Below are the records; copy each line in them that holds the word "must".

▸ **RECORDS TO PROCESS**

>> Start

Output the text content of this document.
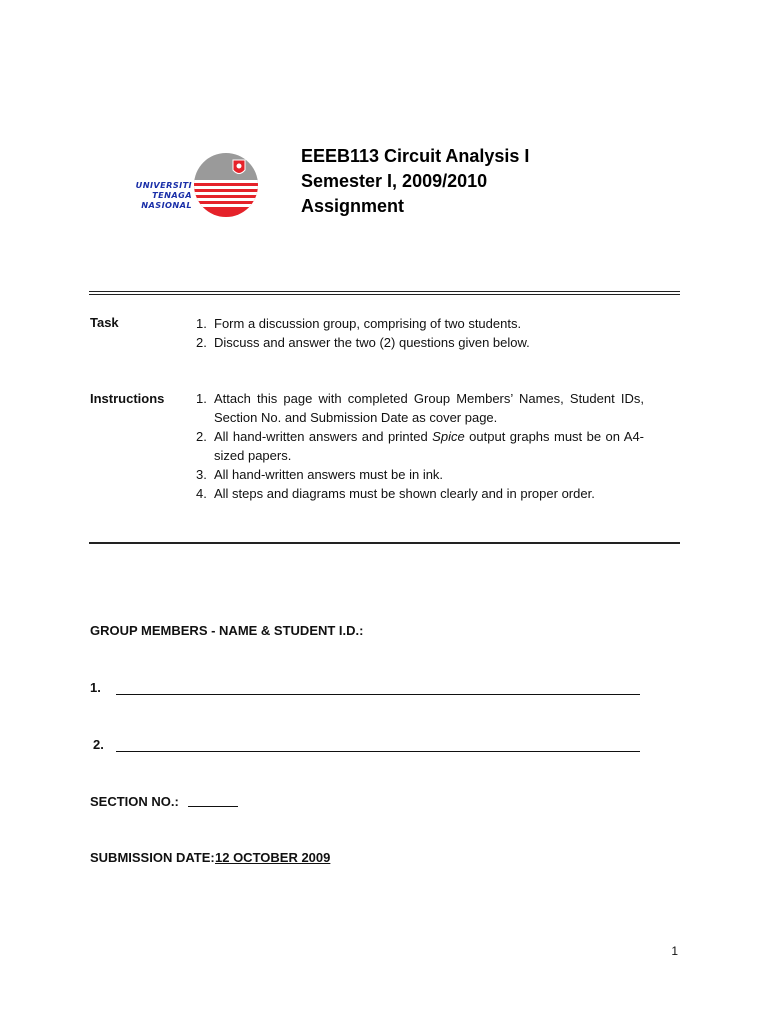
UNIVERSITI
TENAGA
NASIONAL
EEEB113 Circuit Analysis I
Semester I, 2009/2010
Assignment
Task	1. Form a discussion group, comprising of two students.
2. Discuss and answer the two (2) questions given below.
Instructions 1. Attach this page with completed Group Members’ Names, Student IDs, Section No. and Submission Date as cover page.
2. All hand-written answers and printed Spice output graphs must be on A4-sized papers.
3. All hand-written answers must be in ink.
4. All steps and diagrams must be shown clearly and in proper order.
GROUP MEMBERS - NAME & STUDENT I.D.:
1.
2.
SECTION NO.:
SUBMISSION DATE: 12 OCTOBER 2009
1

>> End

▸ **COMPLETED TASK**
2. All hand-written answers and printed Spice output graphs must be on A4-sized papers.
3. All hand-written answers must be in ink.
4. All steps and diagrams must be shown clearly and in proper order.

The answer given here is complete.